## WHAT TO WORK ON
Write the entries below out again exactly; any picture in them stays out.
━━━ STORED ROWS ━━━
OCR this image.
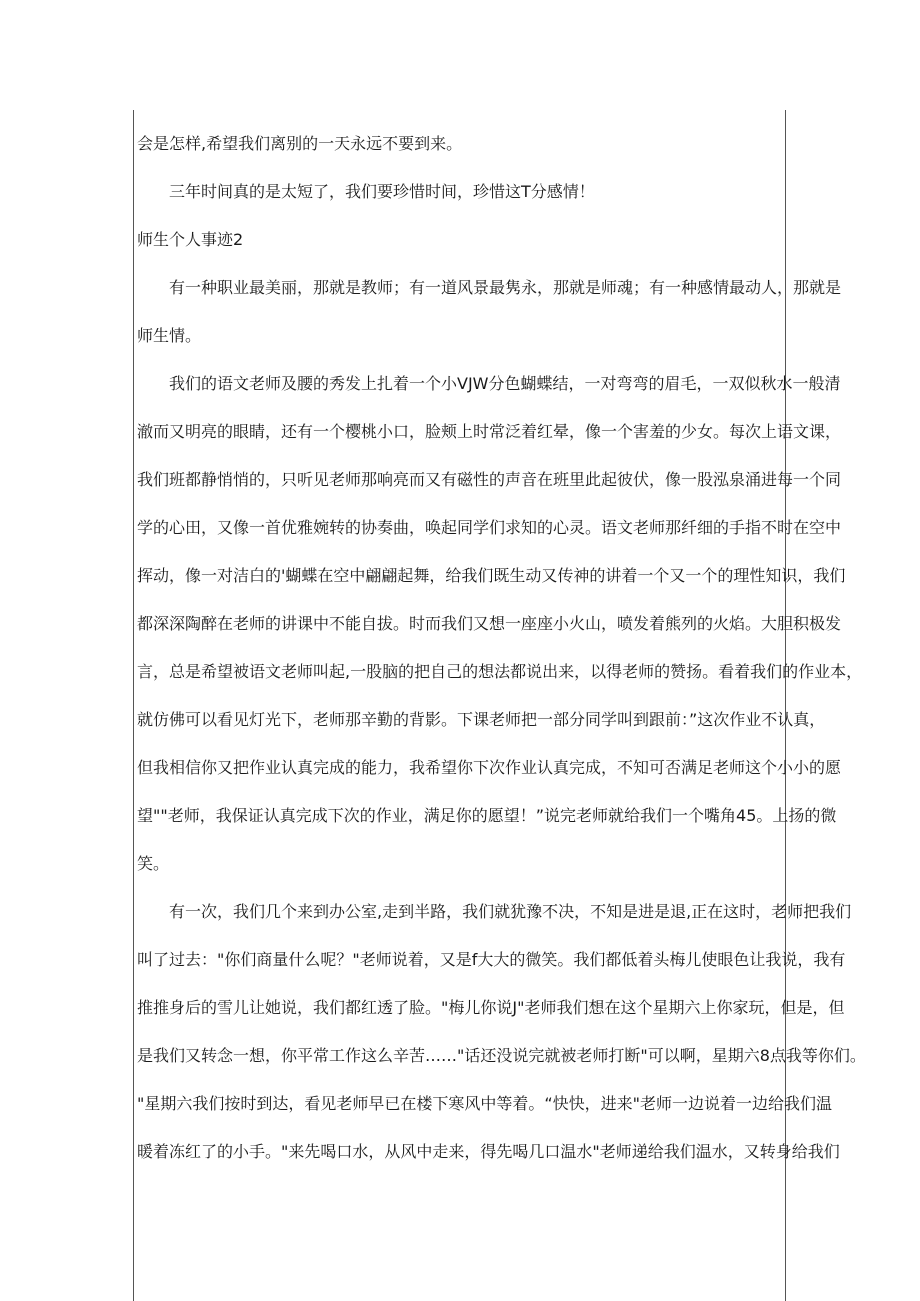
会是怎样,希望我们离别的一天永远不要到来。
三年时间真的是太短了，我们要珍惜时间，珍惜这T分感情！
师生个人事迹2
有一种职业最美丽，那就是教师；有一道风景最隽永，那就是师魂；有一种感情最动人，那就是
师生情。
我们的语文老师及腰的秀发上扎着一个小VJW分色蝴蝶结，一对弯弯的眉毛，一双似秋水一般清
澈而又明亮的眼睛，还有一个樱桃小口，脸颊上时常泛着红晕，像一个害羞的少女。每次上语文课，
我们班都静悄悄的，只听见老师那响亮而又有磁性的声音在班里此起彼伏，像一股泓泉涌进每一个同
学的心田，又像一首优雅婉转的协奏曲，唤起同学们求知的心灵。语文老师那纤细的手指不时在空中
挥动，像一对洁白的'蝴蝶在空中翩翩起舞，给我们既生动又传神的讲着一个又一个的理性知识，我们
都深深陶醉在老师的讲课中不能自拔。时而我们又想一座座小火山，喷发着熊列的火焰。大胆积极发
言，总是希望被语文老师叫起,一股脑的把自己的想法都说出来，以得老师的赞扬。看着我们的作业本，
就仿佛可以看见灯光下，老师那辛勤的背影。下课老师把一部分同学叫到跟前：”这次作业不认真，
但我相信你又把作业认真完成的能力，我希望你下次作业认真完成，不知可否满足老师这个小小的愿
望""老师，我保证认真完成下次的作业，满足你的愿望！”说完老师就给我们一个嘴角45。上扬的微
笑。
有一次，我们几个来到办公室,走到半路，我们就犹豫不决，不知是进是退,正在这时，老师把我们
叫了过去："你们商量什么呢？"老师说着，又是f大大的微笑。我们都低着头梅儿使眼色让我说，我有
推推身后的雪儿让她说，我们都红透了脸。"梅儿你说J"老师我们想在这个星期六上你家玩，但是，但
是我们又转念一想，你平常工作这么辛苦……"话还没说完就被老师打断"可以啊，星期六8点我等你们。
"星期六我们按时到达，看见老师早已在楼下寒风中等着。“快快，进来"老师一边说着一边给我们温
暖着冻红了的小手。"来先喝口水，从风中走来，得先喝几口温水"老师递给我们温水，又转身给我们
━━━
## FINAL RESULT
OCR this image.
会是怎样,希望我们离别的一天永远不要到来。
三年时间真的是太短了，我们要珍惜时间，珍惜这T分感情！
师生个人事迹2
有一种职业最美丽，那就是教师；有一道风景最隽永，那就是师魂；有一种感情最动人，那就是
师生情。
我们的语文老师及腰的秀发上扎着一个小VJW分色蝴蝶结，一对弯弯的眉毛，一双似秋水一般清
澈而又明亮的眼睛，还有一个樱桃小口，脸颊上时常泛着红晕，像一个害羞的少女。每次上语文课，
我们班都静悄悄的，只听见老师那响亮而又有磁性的声音在班里此起彼伏，像一股泓泉涌进每一个同
学的心田，又像一首优雅婉转的协奏曲，唤起同学们求知的心灵。语文老师那纤细的手指不时在空中
挥动，像一对洁白的'蝴蝶在空中翩翩起舞，给我们既生动又传神的讲着一个又一个的理性知识，我们
都深深陶醉在老师的讲课中不能自拔。时而我们又想一座座小火山，喷发着熊列的火焰。大胆积极发
言，总是希望被语文老师叫起,一股脑的把自己的想法都说出来，以得老师的赞扬。看着我们的作业本，
就仿佛可以看见灯光下，老师那辛勤的背影。下课老师把一部分同学叫到跟前：”这次作业不认真，
但我相信你又把作业认真完成的能力，我希望你下次作业认真完成，不知可否满足老师这个小小的愿
望""老师，我保证认真完成下次的作业，满足你的愿望！”说完老师就给我们一个嘴角45。上扬的微
笑。
有一次，我们几个来到办公室,走到半路，我们就犹豫不决，不知是进是退,正在这时，老师把我们
叫了过去："你们商量什么呢？"老师说着，又是f大大的微笑。我们都低着头梅儿使眼色让我说，我有
推推身后的雪儿让她说，我们都红透了脸。"梅儿你说J"老师我们想在这个星期六上你家玩，但是，但
是我们又转念一想，你平常工作这么辛苦……"话还没说完就被老师打断"可以啊，星期六8点我等你们。
"星期六我们按时到达，看见老师早已在楼下寒风中等着。“快快，进来"老师一边说着一边给我们温
暖着冻红了的小手。"来先喝口水，从风中走来，得先喝几口温水"老师递给我们温水，又转身给我们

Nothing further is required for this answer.